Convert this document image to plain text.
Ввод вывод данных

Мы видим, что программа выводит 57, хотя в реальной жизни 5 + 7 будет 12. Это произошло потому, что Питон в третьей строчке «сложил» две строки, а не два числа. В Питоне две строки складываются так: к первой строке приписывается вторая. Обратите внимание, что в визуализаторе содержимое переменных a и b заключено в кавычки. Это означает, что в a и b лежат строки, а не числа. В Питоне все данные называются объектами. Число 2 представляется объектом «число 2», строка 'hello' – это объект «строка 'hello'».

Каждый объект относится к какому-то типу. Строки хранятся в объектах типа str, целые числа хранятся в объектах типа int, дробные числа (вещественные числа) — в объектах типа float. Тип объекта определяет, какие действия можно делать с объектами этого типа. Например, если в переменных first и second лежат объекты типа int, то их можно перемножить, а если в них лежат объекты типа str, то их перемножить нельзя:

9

* **What to do**
Give back all the records exactly as they stand.

* **Solution**
Convert this document image to plain text.
Ввод вывод данных

Мы видим, что программа выводит 57, хотя в реальной жизни 5 + 7 будет 12. Это произошло потому, что Питон в третьей строчке «сложил» две строки, а не два числа. В Питоне две строки складываются так: к первой строке приписывается вторая. Обратите внимание, что в визуализаторе содержимое переменных a и b заключено в кавычки. Это означает, что в a и b лежат строки, а не числа. В Питоне все данные называются объектами. Число 2 представляется объектом «число 2», строка 'hello' – это объект «строка 'hello'».

Каждый объект относится к какому-то типу. Строки хранятся в объектах типа str, целые числа хранятся в объектах типа int, дробные числа (вещественные числа) — в объектах типа float. Тип объекта определяет, какие действия можно делать с объектами этого типа. Например, если в переменных first и second лежат объекты типа int, то их можно перемножить, а если в них лежат объекты типа str, то их перемножить нельзя:

9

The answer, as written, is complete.